**REQUIRED TASK**
Transcribe every entry word for word, leaving out all images.

**TASK INPUT**

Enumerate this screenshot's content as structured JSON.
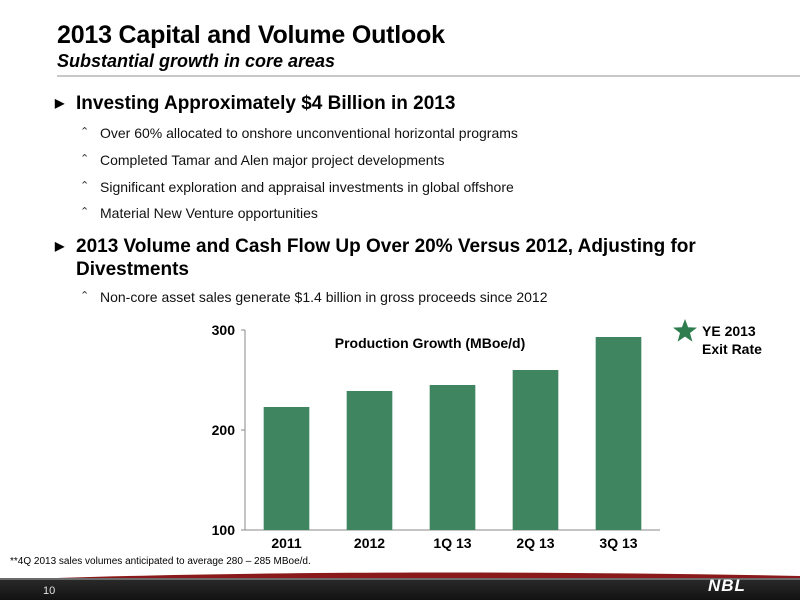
{
  "header": {
    "title": "2013 Capital and Volume Outlook",
    "subtitle": "Substantial growth in core areas"
  },
  "bullets": [
    {
      "text": "Investing Approximately $4 Billion in 2013",
      "subs": [
        "Over 60% allocated to onshore unconventional horizontal programs",
        "Completed Tamar and Alen major project developments",
        "Significant exploration and appraisal investments in global offshore",
        "Material New Venture opportunities"
      ]
    },
    {
      "text": "2013 Volume and Cash Flow Up Over 20% Versus 2012, Adjusting for Divestments",
      "subs": [
        "Non-core asset sales generate $1.4 billion in gross proceeds since 2012"
      ]
    }
  ],
  "chart_data": {
    "type": "bar",
    "title": "Production Growth (MBoe/d)",
    "categories": [
      "2011",
      "2012",
      "1Q 13",
      "2Q 13",
      "3Q 13"
    ],
    "values": [
      223,
      239,
      245,
      260,
      293
    ],
    "ylim": [
      100,
      300
    ],
    "yticks": [
      "100",
      "200",
      "300"
    ],
    "xlabel": "",
    "ylabel": "",
    "grid": false,
    "bar_color": "#3e8560"
  },
  "legend": {
    "label_line1": "YE 2013",
    "label_line2": "Exit Rate",
    "star_color": "#2e7d4e"
  },
  "footnote": "**4Q 2013 sales volumes anticipated to average 280 – 285 MBoe/d.",
  "footer": {
    "page_number": "10",
    "logo": "NBL"
  }
}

**SOLUTION**
Enumerate this screenshot's content as structured JSON.
{
  "header": {
    "title": "2013 Capital and Volume Outlook",
    "subtitle": "Substantial growth in core areas"
  },
  "bullets": [
    {
      "text": "Investing Approximately $4 Billion in 2013",
      "subs": [
        "Over 60% allocated to onshore unconventional horizontal programs",
        "Completed Tamar and Alen major project developments",
        "Significant exploration and appraisal investments in global offshore",
        "Material New Venture opportunities"
      ]
    },
    {
      "text": "2013 Volume and Cash Flow Up Over 20% Versus 2012, Adjusting for Divestments",
      "subs": [
        "Non-core asset sales generate $1.4 billion in gross proceeds since 2012"
      ]
    }
  ],
  "chart_data": {
    "type": "bar",
    "title": "Production Growth (MBoe/d)",
    "categories": [
      "2011",
      "2012",
      "1Q 13",
      "2Q 13",
      "3Q 13"
    ],
    "values": [
      223,
      239,
      245,
      260,
      293
    ],
    "ylim": [
      100,
      300
    ],
    "yticks": [
      "100",
      "200",
      "300"
    ],
    "xlabel": "",
    "ylabel": "",
    "grid": false,
    "bar_color": "#3e8560"
  },
  "legend": {
    "label_line1": "YE 2013",
    "label_line2": "Exit Rate",
    "star_color": "#2e7d4e"
  },
  "footnote": "**4Q 2013 sales volumes anticipated to average 280 – 285 MBoe/d.",
  "footer": {
    "page_number": "10",
    "logo": "NBL"
  }
}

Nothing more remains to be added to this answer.